- [TASK TO CARRY OUT] Exactly as written, retype the listing below, omitting the pictures.

(Figure dataset records)

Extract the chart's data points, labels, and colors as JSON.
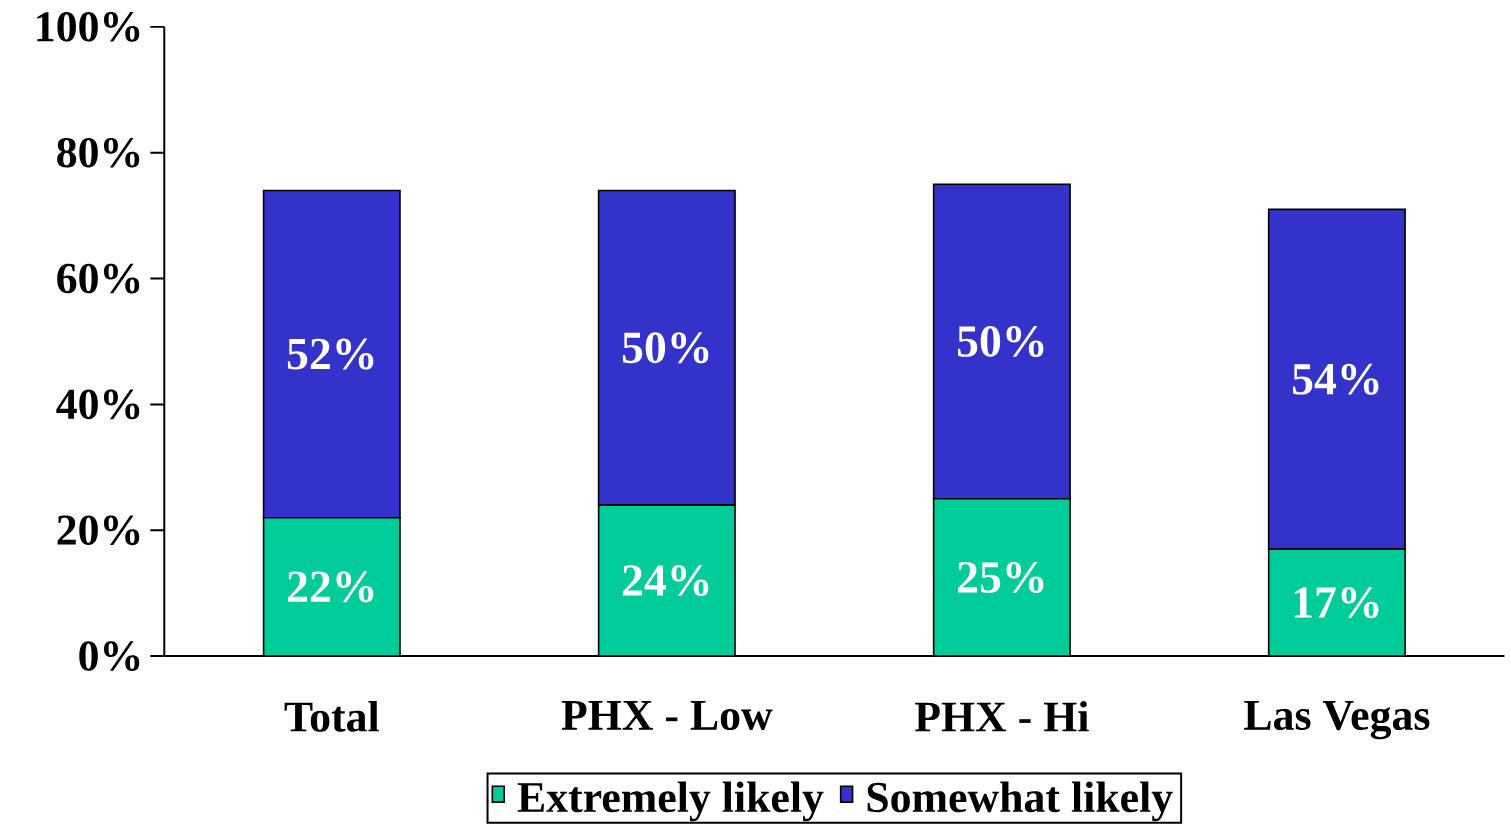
{
  "chart_data": {
    "type": "bar",
    "stacked": true,
    "legend": "bottom",
    "categories": [
      "Total",
      "PHX - Low",
      "PHX - Hi",
      "Las Vegas"
    ],
    "series": [
      {
        "name": "Extremely likely",
        "color": "#00cc99",
        "values": [
          22,
          24,
          25,
          17
        ],
        "value_labels": [
          "22%",
          "24%",
          "25%",
          "17%"
        ]
      },
      {
        "name": "Somewhat likely",
        "color": "#3333cc",
        "values": [
          52,
          50,
          50,
          54
        ],
        "value_labels": [
          "52%",
          "50%",
          "50%",
          "54%"
        ]
      }
    ],
    "ylim": [
      0,
      100
    ],
    "yticks": [
      {
        "value": 0,
        "label": "0%"
      },
      {
        "value": 20,
        "label": "20%"
      },
      {
        "value": 40,
        "label": "40%"
      },
      {
        "value": 60,
        "label": "60%"
      },
      {
        "value": 80,
        "label": "80%"
      },
      {
        "value": 100,
        "label": "100%"
      }
    ]
  }
}
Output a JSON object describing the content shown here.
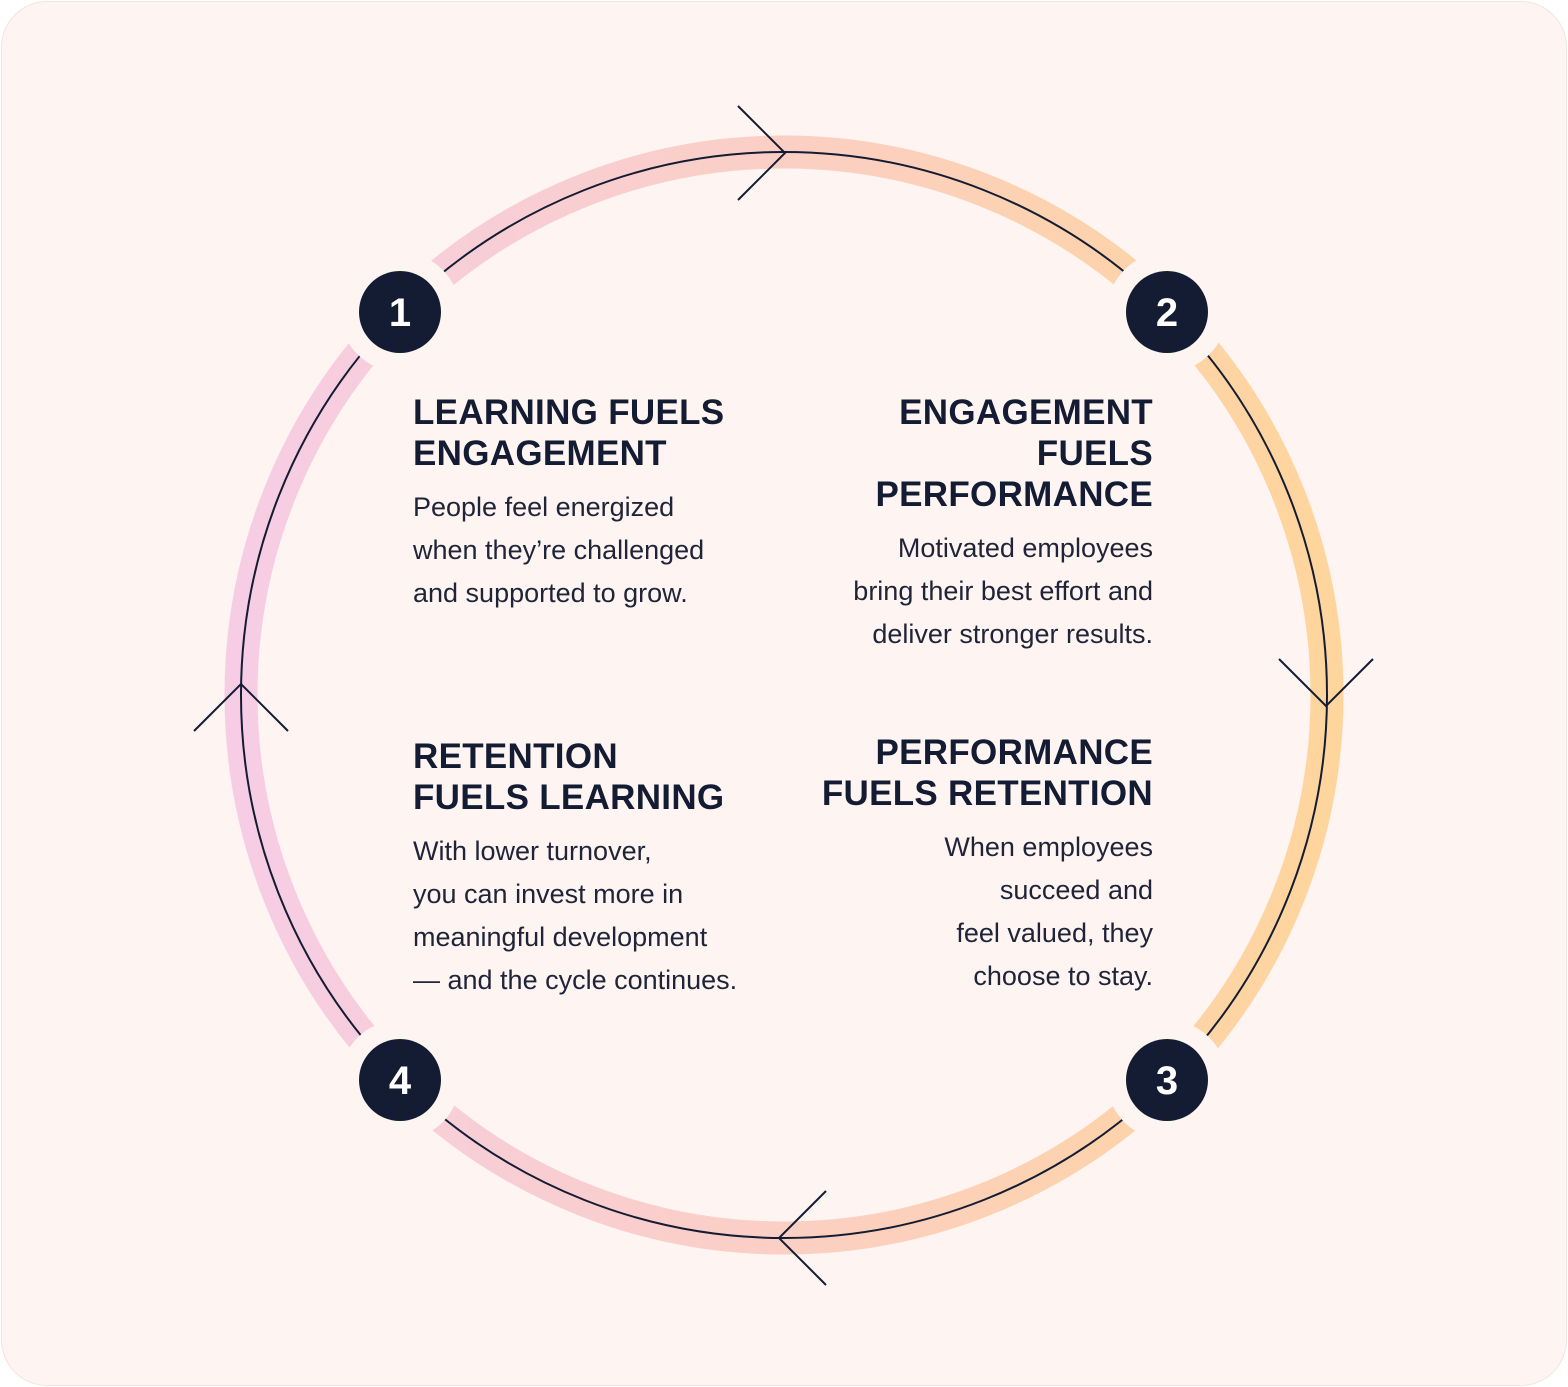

- [RESPONSE TO THE TASK]
Extract the chart's data points, labels, and colors as JSON.
{
  "chart_data": {
    "type": "bar",
    "stacked": true,
    "legend": "bottom",
    "categories": [
      "Total",
      "PHX - Low",
      "PHX - Hi",
      "Las Vegas"
    ],
    "series": [
      {
        "name": "Extremely likely",
        "color": "#00cc99",
        "values": [
          22,
          24,
          25,
          17
        ],
        "value_labels": [
          "22%",
          "24%",
          "25%",
          "17%"
        ]
      },
      {
        "name": "Somewhat likely",
        "color": "#3333cc",
        "values": [
          52,
          50,
          50,
          54
        ],
        "value_labels": [
          "52%",
          "50%",
          "50%",
          "54%"
        ]
      }
    ],
    "ylim": [
      0,
      100
    ],
    "yticks": [
      {
        "value": 0,
        "label": "0%"
      },
      {
        "value": 20,
        "label": "20%"
      },
      {
        "value": 40,
        "label": "40%"
      },
      {
        "value": 60,
        "label": "60%"
      },
      {
        "value": 80,
        "label": "80%"
      },
      {
        "value": 100,
        "label": "100%"
      }
    ]
  }
}
Output a JSON object describing the content shown here.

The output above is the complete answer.